# [What needs to be done]
Check each line of the listing, and copy it if it contains the word "trocken".

(Dataset items)
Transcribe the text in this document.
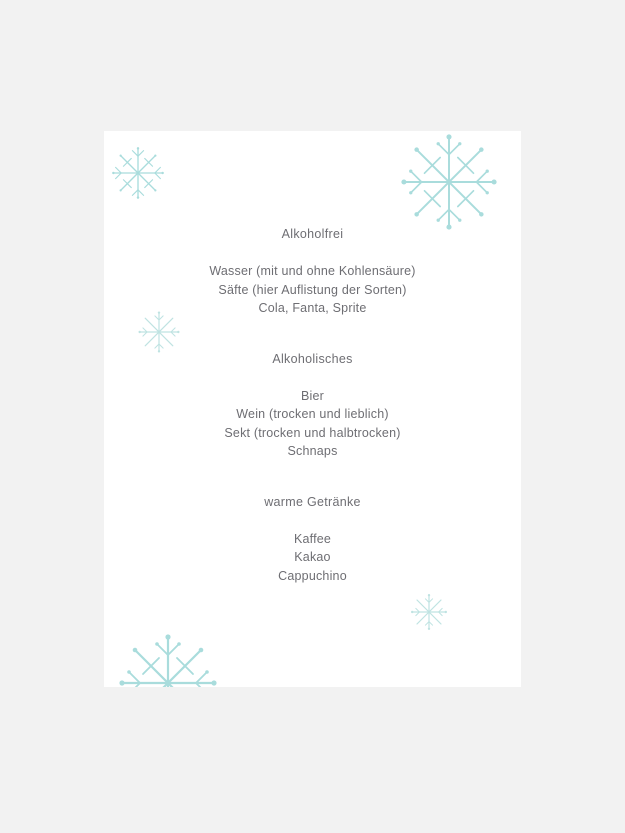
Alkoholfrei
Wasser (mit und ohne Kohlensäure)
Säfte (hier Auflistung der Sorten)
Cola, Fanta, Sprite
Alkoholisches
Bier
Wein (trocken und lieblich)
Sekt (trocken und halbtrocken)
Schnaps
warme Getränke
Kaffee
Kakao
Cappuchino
* * *
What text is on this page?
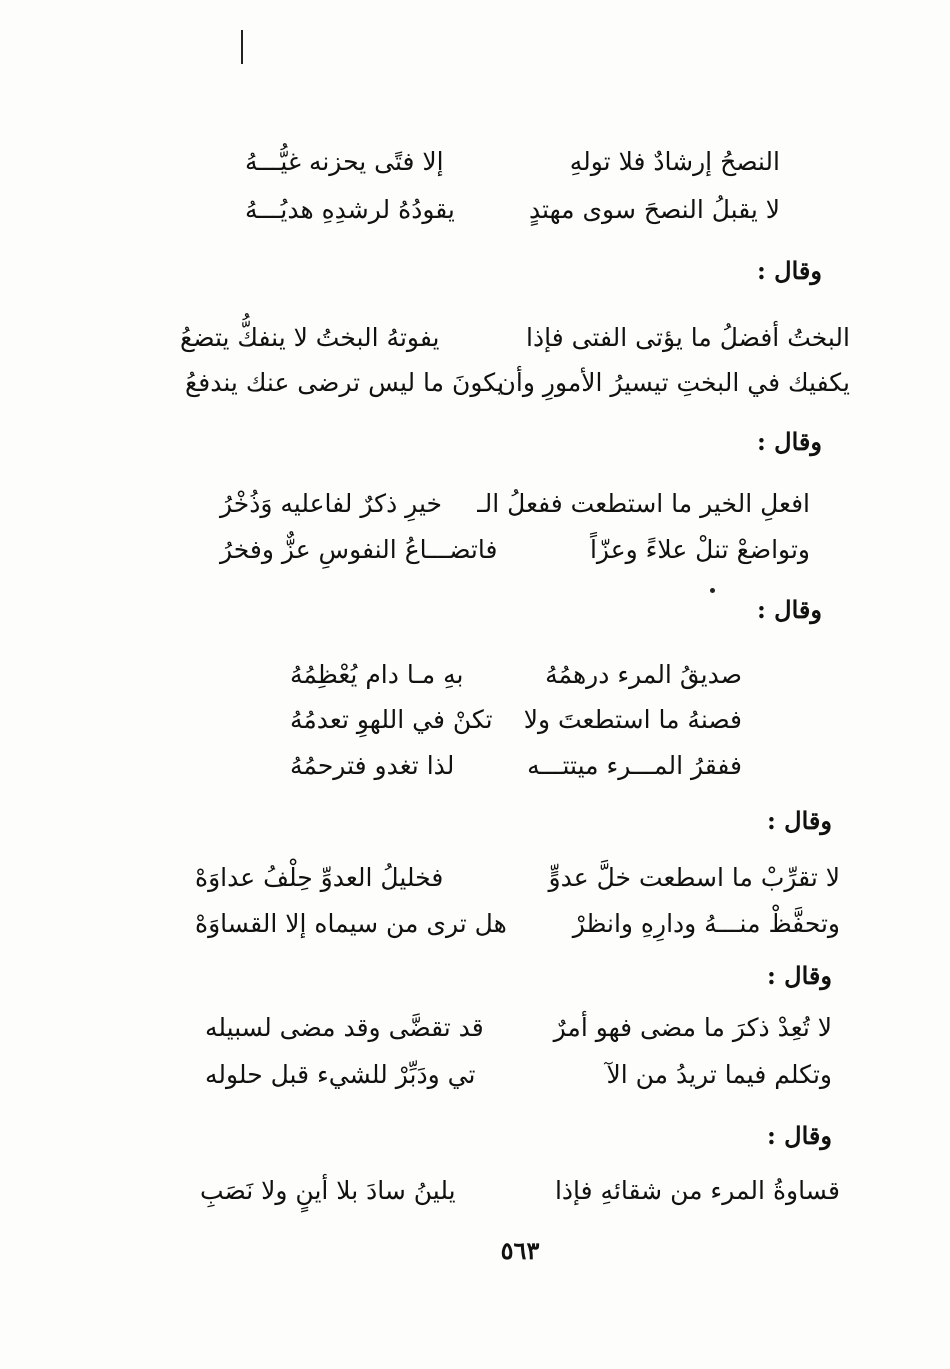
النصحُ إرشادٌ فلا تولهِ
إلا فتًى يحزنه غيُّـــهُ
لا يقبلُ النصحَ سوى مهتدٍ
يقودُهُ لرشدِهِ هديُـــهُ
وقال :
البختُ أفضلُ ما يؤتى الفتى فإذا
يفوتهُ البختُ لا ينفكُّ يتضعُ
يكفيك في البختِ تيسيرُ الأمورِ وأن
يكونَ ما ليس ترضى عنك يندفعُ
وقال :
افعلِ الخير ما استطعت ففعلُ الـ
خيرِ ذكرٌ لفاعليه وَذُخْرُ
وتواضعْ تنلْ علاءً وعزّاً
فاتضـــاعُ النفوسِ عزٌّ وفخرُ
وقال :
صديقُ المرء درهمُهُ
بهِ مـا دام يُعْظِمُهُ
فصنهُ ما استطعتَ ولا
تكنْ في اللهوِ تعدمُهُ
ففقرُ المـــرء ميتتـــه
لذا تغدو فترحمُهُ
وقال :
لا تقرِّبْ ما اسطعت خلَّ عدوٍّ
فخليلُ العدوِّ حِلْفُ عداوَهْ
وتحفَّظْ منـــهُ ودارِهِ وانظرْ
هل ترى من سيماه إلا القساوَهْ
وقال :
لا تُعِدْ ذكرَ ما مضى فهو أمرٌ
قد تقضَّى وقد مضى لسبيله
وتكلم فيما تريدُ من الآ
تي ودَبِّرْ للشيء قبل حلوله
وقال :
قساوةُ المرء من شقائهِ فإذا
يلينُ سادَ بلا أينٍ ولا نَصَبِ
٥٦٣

# [Solution]
Wein (trocken und lieblich)
Sekt (trocken und halbtrocken)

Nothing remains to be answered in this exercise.